>> Begin Records to process
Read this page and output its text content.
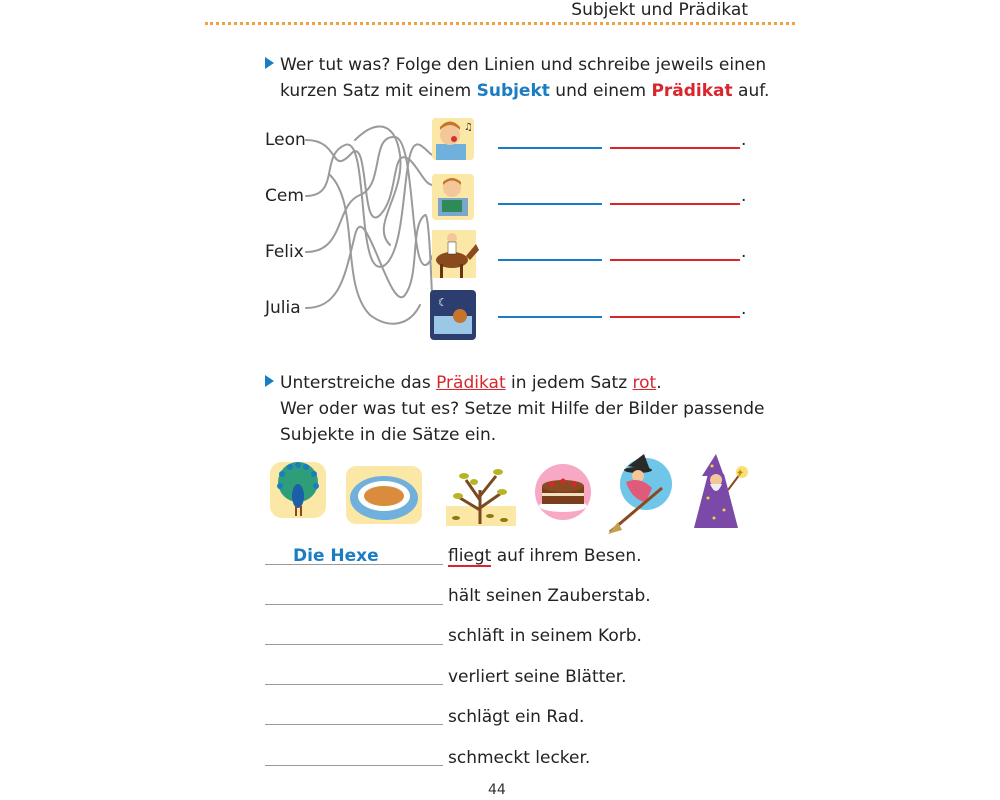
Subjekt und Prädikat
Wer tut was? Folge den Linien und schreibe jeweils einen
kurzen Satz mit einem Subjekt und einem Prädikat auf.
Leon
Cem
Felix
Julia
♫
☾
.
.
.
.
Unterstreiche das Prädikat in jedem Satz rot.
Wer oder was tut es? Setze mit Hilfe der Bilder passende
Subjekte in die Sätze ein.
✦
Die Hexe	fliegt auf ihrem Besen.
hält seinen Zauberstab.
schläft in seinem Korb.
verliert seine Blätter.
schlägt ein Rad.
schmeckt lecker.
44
>> End Records to process
*Problem to work on:*
Every line is to be duplicated exactly, though pictures stay out.

*Exercise solution:*
Read this page and output its text content.
Subjekt und Prädikat
Wer tut was? Folge den Linien und schreibe jeweils einen
kurzen Satz mit einem Subjekt und einem Prädikat auf.
Leon
Cem
Felix
Julia
♫
☾
.
.
.
.
Unterstreiche das Prädikat in jedem Satz rot.
Wer oder was tut es? Setze mit Hilfe der Bilder passende
Subjekte in die Sätze ein.
✦
Die Hexe	fliegt auf ihrem Besen.
hält seinen Zauberstab.
schläft in seinem Korb.
verliert seine Blätter.
schlägt ein Rad.
schmeckt lecker.
44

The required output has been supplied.